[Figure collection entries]
----------

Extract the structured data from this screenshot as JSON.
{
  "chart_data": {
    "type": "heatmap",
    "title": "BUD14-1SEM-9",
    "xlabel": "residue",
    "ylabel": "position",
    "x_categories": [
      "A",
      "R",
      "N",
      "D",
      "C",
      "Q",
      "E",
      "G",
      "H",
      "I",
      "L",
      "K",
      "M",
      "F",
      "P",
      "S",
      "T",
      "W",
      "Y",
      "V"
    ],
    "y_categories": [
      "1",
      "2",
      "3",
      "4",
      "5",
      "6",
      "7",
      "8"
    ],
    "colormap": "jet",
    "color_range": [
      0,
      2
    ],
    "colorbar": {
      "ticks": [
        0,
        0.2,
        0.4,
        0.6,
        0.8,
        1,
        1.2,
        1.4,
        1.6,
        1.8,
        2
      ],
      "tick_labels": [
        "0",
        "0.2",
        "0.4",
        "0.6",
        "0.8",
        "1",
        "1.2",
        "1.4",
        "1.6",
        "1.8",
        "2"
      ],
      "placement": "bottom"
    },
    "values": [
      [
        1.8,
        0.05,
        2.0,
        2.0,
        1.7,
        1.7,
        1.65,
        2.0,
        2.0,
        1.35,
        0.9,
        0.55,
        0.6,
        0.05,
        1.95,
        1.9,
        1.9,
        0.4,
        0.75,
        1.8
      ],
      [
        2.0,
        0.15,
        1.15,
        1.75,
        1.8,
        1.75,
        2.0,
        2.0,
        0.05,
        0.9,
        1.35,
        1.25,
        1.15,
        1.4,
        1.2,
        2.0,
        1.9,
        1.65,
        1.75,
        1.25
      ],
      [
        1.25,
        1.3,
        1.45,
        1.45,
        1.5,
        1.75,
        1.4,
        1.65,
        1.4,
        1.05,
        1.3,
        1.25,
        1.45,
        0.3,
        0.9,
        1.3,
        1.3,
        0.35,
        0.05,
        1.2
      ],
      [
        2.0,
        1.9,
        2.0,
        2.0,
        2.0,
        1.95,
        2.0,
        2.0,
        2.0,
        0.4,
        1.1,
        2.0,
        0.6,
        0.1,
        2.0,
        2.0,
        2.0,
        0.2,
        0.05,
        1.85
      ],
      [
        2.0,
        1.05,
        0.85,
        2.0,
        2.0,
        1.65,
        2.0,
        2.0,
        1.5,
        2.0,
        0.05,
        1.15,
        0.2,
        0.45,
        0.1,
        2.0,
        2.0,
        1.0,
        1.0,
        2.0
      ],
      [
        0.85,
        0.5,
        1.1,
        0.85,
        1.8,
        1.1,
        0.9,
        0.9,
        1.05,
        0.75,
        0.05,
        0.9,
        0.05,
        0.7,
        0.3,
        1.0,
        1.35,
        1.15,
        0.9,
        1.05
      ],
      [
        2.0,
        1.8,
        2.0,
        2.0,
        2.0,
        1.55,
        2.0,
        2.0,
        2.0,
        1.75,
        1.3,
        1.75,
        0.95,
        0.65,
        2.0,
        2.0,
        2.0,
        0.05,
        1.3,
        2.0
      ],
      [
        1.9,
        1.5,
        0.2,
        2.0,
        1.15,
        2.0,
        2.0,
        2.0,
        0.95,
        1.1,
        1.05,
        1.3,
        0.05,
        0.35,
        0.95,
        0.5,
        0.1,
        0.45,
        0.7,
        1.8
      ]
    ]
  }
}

----------

The task →
Exactly as they are written, print the entries again.

Solution →
Extract the structured data from this screenshot as JSON.
{
  "chart_data": {
    "type": "heatmap",
    "title": "BUD14-1SEM-9",
    "xlabel": "residue",
    "ylabel": "position",
    "x_categories": [
      "A",
      "R",
      "N",
      "D",
      "C",
      "Q",
      "E",
      "G",
      "H",
      "I",
      "L",
      "K",
      "M",
      "F",
      "P",
      "S",
      "T",
      "W",
      "Y",
      "V"
    ],
    "y_categories": [
      "1",
      "2",
      "3",
      "4",
      "5",
      "6",
      "7",
      "8"
    ],
    "colormap": "jet",
    "color_range": [
      0,
      2
    ],
    "colorbar": {
      "ticks": [
        0,
        0.2,
        0.4,
        0.6,
        0.8,
        1,
        1.2,
        1.4,
        1.6,
        1.8,
        2
      ],
      "tick_labels": [
        "0",
        "0.2",
        "0.4",
        "0.6",
        "0.8",
        "1",
        "1.2",
        "1.4",
        "1.6",
        "1.8",
        "2"
      ],
      "placement": "bottom"
    },
    "values": [
      [
        1.8,
        0.05,
        2.0,
        2.0,
        1.7,
        1.7,
        1.65,
        2.0,
        2.0,
        1.35,
        0.9,
        0.55,
        0.6,
        0.05,
        1.95,
        1.9,
        1.9,
        0.4,
        0.75,
        1.8
      ],
      [
        2.0,
        0.15,
        1.15,
        1.75,
        1.8,
        1.75,
        2.0,
        2.0,
        0.05,
        0.9,
        1.35,
        1.25,
        1.15,
        1.4,
        1.2,
        2.0,
        1.9,
        1.65,
        1.75,
        1.25
      ],
      [
        1.25,
        1.3,
        1.45,
        1.45,
        1.5,
        1.75,
        1.4,
        1.65,
        1.4,
        1.05,
        1.3,
        1.25,
        1.45,
        0.3,
        0.9,
        1.3,
        1.3,
        0.35,
        0.05,
        1.2
      ],
      [
        2.0,
        1.9,
        2.0,
        2.0,
        2.0,
        1.95,
        2.0,
        2.0,
        2.0,
        0.4,
        1.1,
        2.0,
        0.6,
        0.1,
        2.0,
        2.0,
        2.0,
        0.2,
        0.05,
        1.85
      ],
      [
        2.0,
        1.05,
        0.85,
        2.0,
        2.0,
        1.65,
        2.0,
        2.0,
        1.5,
        2.0,
        0.05,
        1.15,
        0.2,
        0.45,
        0.1,
        2.0,
        2.0,
        1.0,
        1.0,
        2.0
      ],
      [
        0.85,
        0.5,
        1.1,
        0.85,
        1.8,
        1.1,
        0.9,
        0.9,
        1.05,
        0.75,
        0.05,
        0.9,
        0.05,
        0.7,
        0.3,
        1.0,
        1.35,
        1.15,
        0.9,
        1.05
      ],
      [
        2.0,
        1.8,
        2.0,
        2.0,
        2.0,
        1.55,
        2.0,
        2.0,
        2.0,
        1.75,
        1.3,
        1.75,
        0.95,
        0.65,
        2.0,
        2.0,
        2.0,
        0.05,
        1.3,
        2.0
      ],
      [
        1.9,
        1.5,
        0.2,
        2.0,
        1.15,
        2.0,
        2.0,
        2.0,
        0.95,
        1.1,
        1.05,
        1.3,
        0.05,
        0.35,
        0.95,
        0.5,
        0.1,
        0.45,
        0.7,
        1.8
      ]
    ]
  }
}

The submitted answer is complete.